##### DATASET ROWS #####

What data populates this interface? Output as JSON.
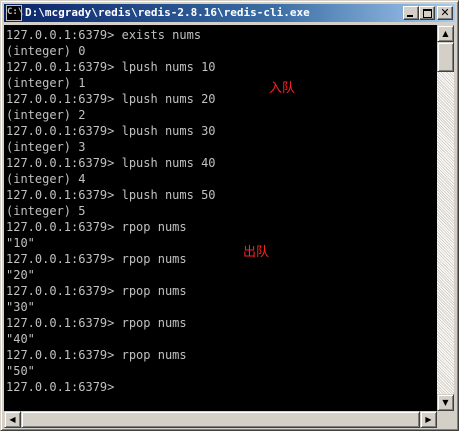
{
  "window": {
    "title": "D:\\mcgrady\\redis\\redis-2.8.16\\redis-cli.exe",
    "icon": "console-app-icon",
    "controls": {
      "minimize_icon": "minimize-icon",
      "maximize_icon": "maximize-icon",
      "close_glyph": "✕"
    }
  },
  "console": {
    "lines": [
      "127.0.0.1:6379> exists nums",
      "(integer) 0",
      "127.0.0.1:6379> lpush nums 10",
      "(integer) 1",
      "127.0.0.1:6379> lpush nums 20",
      "(integer) 2",
      "127.0.0.1:6379> lpush nums 30",
      "(integer) 3",
      "127.0.0.1:6379> lpush nums 40",
      "(integer) 4",
      "127.0.0.1:6379> lpush nums 50",
      "(integer) 5",
      "127.0.0.1:6379> rpop nums",
      "\"10\"",
      "127.0.0.1:6379> rpop nums",
      "\"20\"",
      "127.0.0.1:6379> rpop nums",
      "\"30\"",
      "127.0.0.1:6379> rpop nums",
      "\"40\"",
      "127.0.0.1:6379> rpop nums",
      "\"50\"",
      "127.0.0.1:6379>"
    ],
    "annotations": {
      "enqueue": "入队",
      "dequeue": "出队"
    },
    "colors": {
      "background": "#000000",
      "text": "#c0c0c0",
      "annotation": "#ff2222"
    }
  },
  "scrollbars": {
    "up_arrow": "▲",
    "down_arrow": "▼",
    "left_arrow": "◀",
    "right_arrow": "▶"
  }
}
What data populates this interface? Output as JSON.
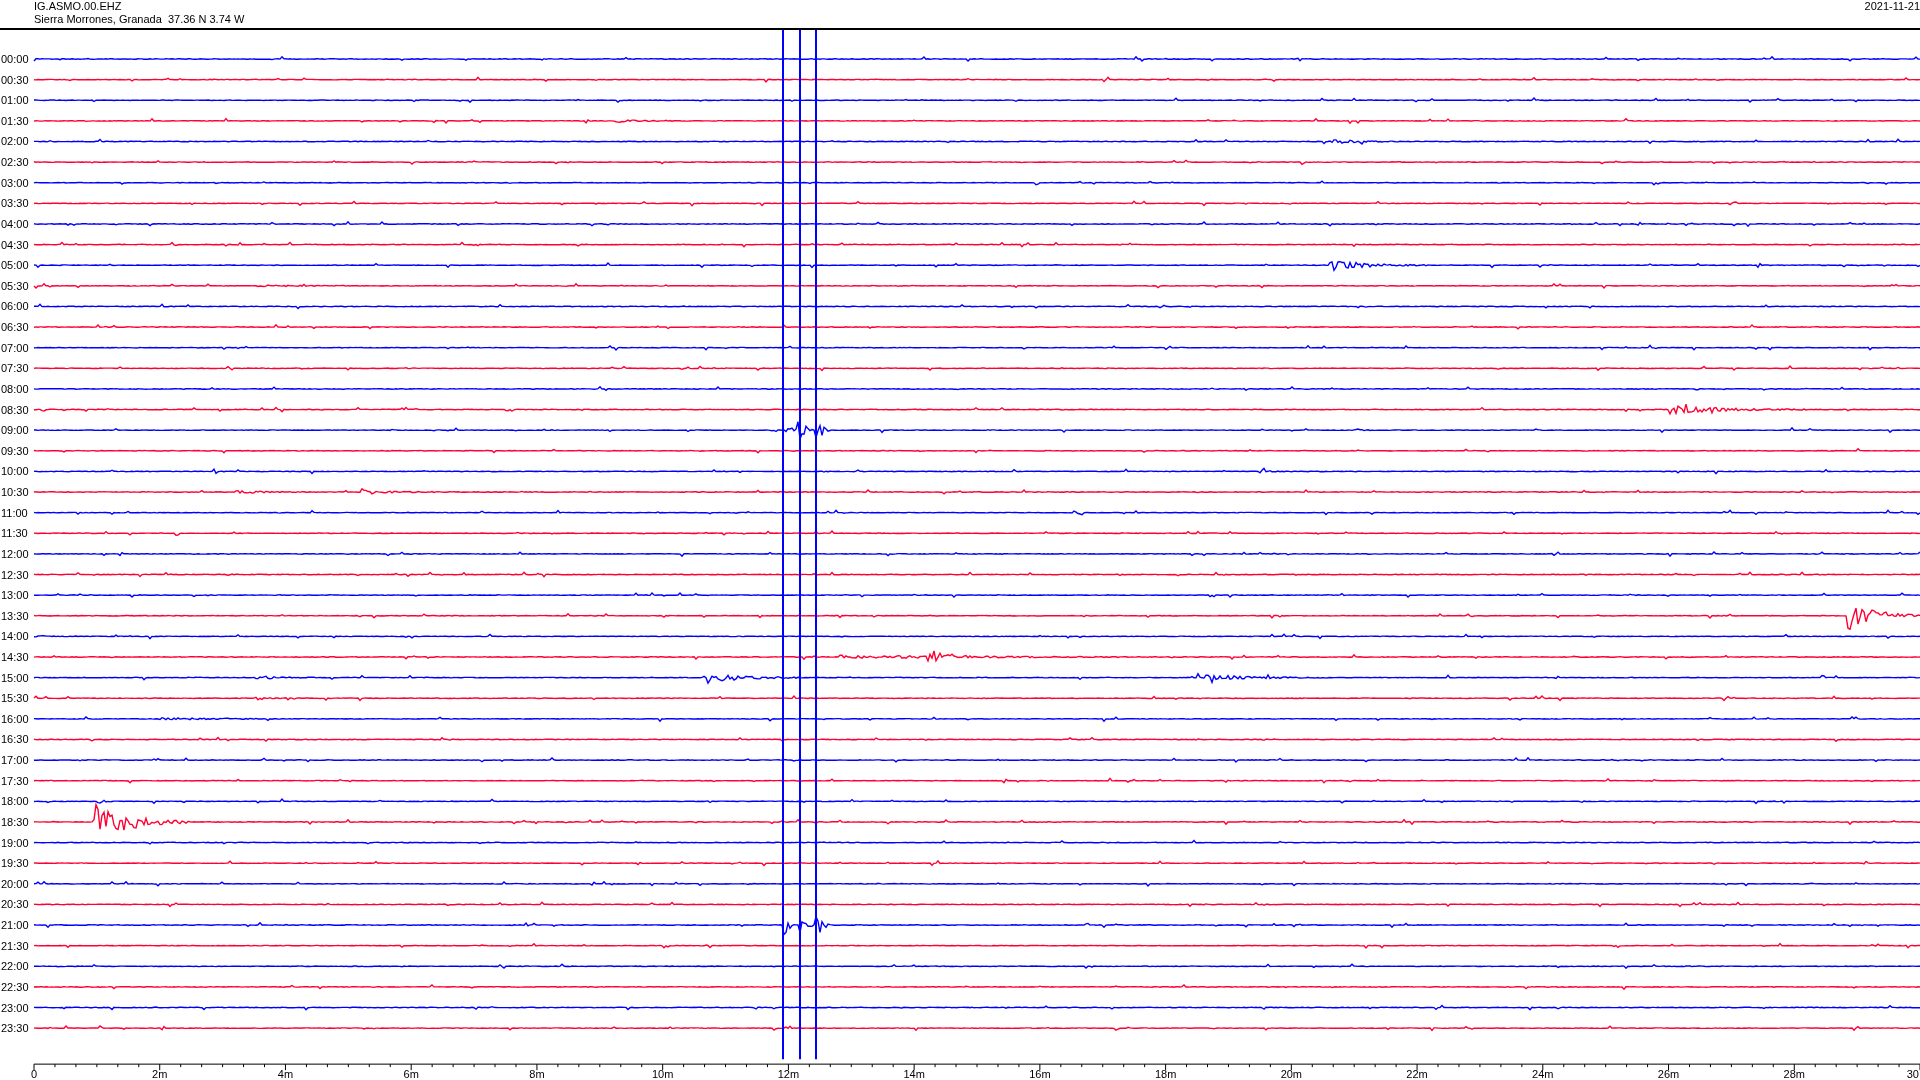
{
  "header": {
    "station": "IG.ASMO.00.EHZ",
    "location": "Sierra Morrones, Granada  37.36 N 3.74 W",
    "date": "2021-11-21"
  },
  "helicorder": {
    "rows": [
      {
        "label": "00:00",
        "color": "#0000ff"
      },
      {
        "label": "00:30",
        "color": "#ff0033"
      },
      {
        "label": "01:00",
        "color": "#0000ff"
      },
      {
        "label": "01:30",
        "color": "#ff0033"
      },
      {
        "label": "02:00",
        "color": "#0000ff"
      },
      {
        "label": "02:30",
        "color": "#ff0033"
      },
      {
        "label": "03:00",
        "color": "#0000ff"
      },
      {
        "label": "03:30",
        "color": "#ff0033"
      },
      {
        "label": "04:00",
        "color": "#0000ff"
      },
      {
        "label": "04:30",
        "color": "#ff0033"
      },
      {
        "label": "05:00",
        "color": "#0000ff"
      },
      {
        "label": "05:30",
        "color": "#ff0033"
      },
      {
        "label": "06:00",
        "color": "#0000ff"
      },
      {
        "label": "06:30",
        "color": "#ff0033"
      },
      {
        "label": "07:00",
        "color": "#0000ff"
      },
      {
        "label": "07:30",
        "color": "#ff0033"
      },
      {
        "label": "08:00",
        "color": "#0000ff"
      },
      {
        "label": "08:30",
        "color": "#ff0033"
      },
      {
        "label": "09:00",
        "color": "#0000ff"
      },
      {
        "label": "09:30",
        "color": "#ff0033"
      },
      {
        "label": "10:00",
        "color": "#0000ff"
      },
      {
        "label": "10:30",
        "color": "#ff0033"
      },
      {
        "label": "11:00",
        "color": "#0000ff"
      },
      {
        "label": "11:30",
        "color": "#ff0033"
      },
      {
        "label": "12:00",
        "color": "#0000ff"
      },
      {
        "label": "12:30",
        "color": "#ff0033"
      },
      {
        "label": "13:00",
        "color": "#0000ff"
      },
      {
        "label": "13:30",
        "color": "#ff0033"
      },
      {
        "label": "14:00",
        "color": "#0000ff"
      },
      {
        "label": "14:30",
        "color": "#ff0033"
      },
      {
        "label": "15:00",
        "color": "#0000ff"
      },
      {
        "label": "15:30",
        "color": "#ff0033"
      },
      {
        "label": "16:00",
        "color": "#0000ff"
      },
      {
        "label": "16:30",
        "color": "#ff0033"
      },
      {
        "label": "17:00",
        "color": "#0000ff"
      },
      {
        "label": "17:30",
        "color": "#ff0033"
      },
      {
        "label": "18:00",
        "color": "#0000ff"
      },
      {
        "label": "18:30",
        "color": "#ff0033"
      },
      {
        "label": "19:00",
        "color": "#0000ff"
      },
      {
        "label": "19:30",
        "color": "#ff0033"
      },
      {
        "label": "20:00",
        "color": "#0000ff"
      },
      {
        "label": "20:30",
        "color": "#ff0033"
      },
      {
        "label": "21:00",
        "color": "#0000ff"
      },
      {
        "label": "21:30",
        "color": "#ff0033"
      },
      {
        "label": "22:00",
        "color": "#0000ff"
      },
      {
        "label": "22:30",
        "color": "#ff0033"
      },
      {
        "label": "23:00",
        "color": "#0000ff"
      },
      {
        "label": "23:30",
        "color": "#ff0033"
      }
    ],
    "x_axis": {
      "ticks": [
        "0",
        "2m",
        "4m",
        "6m",
        "8m",
        "10m",
        "12m",
        "14m",
        "16m",
        "18m",
        "20m",
        "22m",
        "24m",
        "26m",
        "28m",
        "30"
      ]
    }
  }
}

#####

** DIRECTIONS FOR THIS TASK **
Leave out the pictures and give the listing above again exactly.

** THE COMPLETED TASK **
What data populates this interface? Output as JSON.
{
  "window": {
    "title": "D:\\mcgrady\\redis\\redis-2.8.16\\redis-cli.exe",
    "icon": "console-app-icon",
    "controls": {
      "minimize_icon": "minimize-icon",
      "maximize_icon": "maximize-icon",
      "close_glyph": "✕"
    }
  },
  "console": {
    "lines": [
      "127.0.0.1:6379> exists nums",
      "(integer) 0",
      "127.0.0.1:6379> lpush nums 10",
      "(integer) 1",
      "127.0.0.1:6379> lpush nums 20",
      "(integer) 2",
      "127.0.0.1:6379> lpush nums 30",
      "(integer) 3",
      "127.0.0.1:6379> lpush nums 40",
      "(integer) 4",
      "127.0.0.1:6379> lpush nums 50",
      "(integer) 5",
      "127.0.0.1:6379> rpop nums",
      "\"10\"",
      "127.0.0.1:6379> rpop nums",
      "\"20\"",
      "127.0.0.1:6379> rpop nums",
      "\"30\"",
      "127.0.0.1:6379> rpop nums",
      "\"40\"",
      "127.0.0.1:6379> rpop nums",
      "\"50\"",
      "127.0.0.1:6379>"
    ],
    "annotations": {
      "enqueue": "入队",
      "dequeue": "出队"
    },
    "colors": {
      "background": "#000000",
      "text": "#c0c0c0",
      "annotation": "#ff2222"
    }
  },
  "scrollbars": {
    "up_arrow": "▲",
    "down_arrow": "▼",
    "left_arrow": "◀",
    "right_arrow": "▶"
  }
}
What data populates this interface? Output as JSON.
{
  "header": {
    "station": "IG.ASMO.00.EHZ",
    "location": "Sierra Morrones, Granada  37.36 N 3.74 W",
    "date": "2021-11-21"
  },
  "helicorder": {
    "rows": [
      {
        "label": "00:00",
        "color": "#0000ff"
      },
      {
        "label": "00:30",
        "color": "#ff0033"
      },
      {
        "label": "01:00",
        "color": "#0000ff"
      },
      {
        "label": "01:30",
        "color": "#ff0033"
      },
      {
        "label": "02:00",
        "color": "#0000ff"
      },
      {
        "label": "02:30",
        "color": "#ff0033"
      },
      {
        "label": "03:00",
        "color": "#0000ff"
      },
      {
        "label": "03:30",
        "color": "#ff0033"
      },
      {
        "label": "04:00",
        "color": "#0000ff"
      },
      {
        "label": "04:30",
        "color": "#ff0033"
      },
      {
        "label": "05:00",
        "color": "#0000ff"
      },
      {
        "label": "05:30",
        "color": "#ff0033"
      },
      {
        "label": "06:00",
        "color": "#0000ff"
      },
      {
        "label": "06:30",
        "color": "#ff0033"
      },
      {
        "label": "07:00",
        "color": "#0000ff"
      },
      {
        "label": "07:30",
        "color": "#ff0033"
      },
      {
        "label": "08:00",
        "color": "#0000ff"
      },
      {
        "label": "08:30",
        "color": "#ff0033"
      },
      {
        "label": "09:00",
        "color": "#0000ff"
      },
      {
        "label": "09:30",
        "color": "#ff0033"
      },
      {
        "label": "10:00",
        "color": "#0000ff"
      },
      {
        "label": "10:30",
        "color": "#ff0033"
      },
      {
        "label": "11:00",
        "color": "#0000ff"
      },
      {
        "label": "11:30",
        "color": "#ff0033"
      },
      {
        "label": "12:00",
        "color": "#0000ff"
      },
      {
        "label": "12:30",
        "color": "#ff0033"
      },
      {
        "label": "13:00",
        "color": "#0000ff"
      },
      {
        "label": "13:30",
        "color": "#ff0033"
      },
      {
        "label": "14:00",
        "color": "#0000ff"
      },
      {
        "label": "14:30",
        "color": "#ff0033"
      },
      {
        "label": "15:00",
        "color": "#0000ff"
      },
      {
        "label": "15:30",
        "color": "#ff0033"
      },
      {
        "label": "16:00",
        "color": "#0000ff"
      },
      {
        "label": "16:30",
        "color": "#ff0033"
      },
      {
        "label": "17:00",
        "color": "#0000ff"
      },
      {
        "label": "17:30",
        "color": "#ff0033"
      },
      {
        "label": "18:00",
        "color": "#0000ff"
      },
      {
        "label": "18:30",
        "color": "#ff0033"
      },
      {
        "label": "19:00",
        "color": "#0000ff"
      },
      {
        "label": "19:30",
        "color": "#ff0033"
      },
      {
        "label": "20:00",
        "color": "#0000ff"
      },
      {
        "label": "20:30",
        "color": "#ff0033"
      },
      {
        "label": "21:00",
        "color": "#0000ff"
      },
      {
        "label": "21:30",
        "color": "#ff0033"
      },
      {
        "label": "22:00",
        "color": "#0000ff"
      },
      {
        "label": "22:30",
        "color": "#ff0033"
      },
      {
        "label": "23:00",
        "color": "#0000ff"
      },
      {
        "label": "23:30",
        "color": "#ff0033"
      }
    ],
    "x_axis": {
      "ticks": [
        "0",
        "2m",
        "4m",
        "6m",
        "8m",
        "10m",
        "12m",
        "14m",
        "16m",
        "18m",
        "20m",
        "22m",
        "24m",
        "26m",
        "28m",
        "30"
      ]
    }
  }
}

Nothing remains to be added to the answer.